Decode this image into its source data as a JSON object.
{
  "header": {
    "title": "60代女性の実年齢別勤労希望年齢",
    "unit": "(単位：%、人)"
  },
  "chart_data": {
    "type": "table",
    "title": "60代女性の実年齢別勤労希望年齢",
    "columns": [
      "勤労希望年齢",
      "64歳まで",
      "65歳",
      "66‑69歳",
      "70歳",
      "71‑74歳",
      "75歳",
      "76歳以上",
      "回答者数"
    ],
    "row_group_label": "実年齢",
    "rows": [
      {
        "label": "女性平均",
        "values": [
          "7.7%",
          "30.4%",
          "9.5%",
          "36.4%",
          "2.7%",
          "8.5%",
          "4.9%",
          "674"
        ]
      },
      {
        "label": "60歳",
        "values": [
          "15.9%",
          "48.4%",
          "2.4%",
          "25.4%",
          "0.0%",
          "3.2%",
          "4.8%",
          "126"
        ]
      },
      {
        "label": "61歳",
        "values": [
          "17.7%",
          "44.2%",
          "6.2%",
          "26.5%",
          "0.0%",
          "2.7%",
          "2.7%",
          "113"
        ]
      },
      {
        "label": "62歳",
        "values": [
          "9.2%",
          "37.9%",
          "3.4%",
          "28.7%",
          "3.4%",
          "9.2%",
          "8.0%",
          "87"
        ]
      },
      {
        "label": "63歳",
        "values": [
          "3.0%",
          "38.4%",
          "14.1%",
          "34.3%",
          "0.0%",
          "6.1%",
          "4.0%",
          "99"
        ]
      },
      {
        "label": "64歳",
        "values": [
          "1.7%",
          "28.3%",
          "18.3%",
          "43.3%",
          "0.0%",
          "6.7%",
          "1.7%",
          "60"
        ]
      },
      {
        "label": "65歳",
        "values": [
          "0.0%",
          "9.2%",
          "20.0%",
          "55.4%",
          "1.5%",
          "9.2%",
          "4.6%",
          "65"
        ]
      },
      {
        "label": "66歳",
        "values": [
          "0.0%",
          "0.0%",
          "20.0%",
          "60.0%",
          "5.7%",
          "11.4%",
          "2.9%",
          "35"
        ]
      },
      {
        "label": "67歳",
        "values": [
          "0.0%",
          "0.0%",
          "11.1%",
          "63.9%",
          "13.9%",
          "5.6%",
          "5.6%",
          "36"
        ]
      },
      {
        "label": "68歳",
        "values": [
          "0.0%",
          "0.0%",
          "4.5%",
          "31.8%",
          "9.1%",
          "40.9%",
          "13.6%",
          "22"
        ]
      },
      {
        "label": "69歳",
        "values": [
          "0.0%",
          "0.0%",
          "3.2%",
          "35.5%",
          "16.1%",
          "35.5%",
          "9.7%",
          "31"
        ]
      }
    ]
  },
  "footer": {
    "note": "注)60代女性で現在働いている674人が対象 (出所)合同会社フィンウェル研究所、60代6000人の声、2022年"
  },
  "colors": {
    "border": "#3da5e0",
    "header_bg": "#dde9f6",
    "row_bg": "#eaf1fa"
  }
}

------------------------------

Short task: From the records above, extract every entry exactly as given.

The answer:
Decode this image into its source data as a JSON object.
{
  "header": {
    "title": "60代女性の実年齢別勤労希望年齢",
    "unit": "(単位：%、人)"
  },
  "chart_data": {
    "type": "table",
    "title": "60代女性の実年齢別勤労希望年齢",
    "columns": [
      "勤労希望年齢",
      "64歳まで",
      "65歳",
      "66‑69歳",
      "70歳",
      "71‑74歳",
      "75歳",
      "76歳以上",
      "回答者数"
    ],
    "row_group_label": "実年齢",
    "rows": [
      {
        "label": "女性平均",
        "values": [
          "7.7%",
          "30.4%",
          "9.5%",
          "36.4%",
          "2.7%",
          "8.5%",
          "4.9%",
          "674"
        ]
      },
      {
        "label": "60歳",
        "values": [
          "15.9%",
          "48.4%",
          "2.4%",
          "25.4%",
          "0.0%",
          "3.2%",
          "4.8%",
          "126"
        ]
      },
      {
        "label": "61歳",
        "values": [
          "17.7%",
          "44.2%",
          "6.2%",
          "26.5%",
          "0.0%",
          "2.7%",
          "2.7%",
          "113"
        ]
      },
      {
        "label": "62歳",
        "values": [
          "9.2%",
          "37.9%",
          "3.4%",
          "28.7%",
          "3.4%",
          "9.2%",
          "8.0%",
          "87"
        ]
      },
      {
        "label": "63歳",
        "values": [
          "3.0%",
          "38.4%",
          "14.1%",
          "34.3%",
          "0.0%",
          "6.1%",
          "4.0%",
          "99"
        ]
      },
      {
        "label": "64歳",
        "values": [
          "1.7%",
          "28.3%",
          "18.3%",
          "43.3%",
          "0.0%",
          "6.7%",
          "1.7%",
          "60"
        ]
      },
      {
        "label": "65歳",
        "values": [
          "0.0%",
          "9.2%",
          "20.0%",
          "55.4%",
          "1.5%",
          "9.2%",
          "4.6%",
          "65"
        ]
      },
      {
        "label": "66歳",
        "values": [
          "0.0%",
          "0.0%",
          "20.0%",
          "60.0%",
          "5.7%",
          "11.4%",
          "2.9%",
          "35"
        ]
      },
      {
        "label": "67歳",
        "values": [
          "0.0%",
          "0.0%",
          "11.1%",
          "63.9%",
          "13.9%",
          "5.6%",
          "5.6%",
          "36"
        ]
      },
      {
        "label": "68歳",
        "values": [
          "0.0%",
          "0.0%",
          "4.5%",
          "31.8%",
          "9.1%",
          "40.9%",
          "13.6%",
          "22"
        ]
      },
      {
        "label": "69歳",
        "values": [
          "0.0%",
          "0.0%",
          "3.2%",
          "35.5%",
          "16.1%",
          "35.5%",
          "9.7%",
          "31"
        ]
      }
    ]
  },
  "footer": {
    "note": "注)60代女性で現在働いている674人が対象 (出所)合同会社フィンウェル研究所、60代6000人の声、2022年"
  },
  "colors": {
    "border": "#3da5e0",
    "header_bg": "#dde9f6",
    "row_bg": "#eaf1fa"
  }
}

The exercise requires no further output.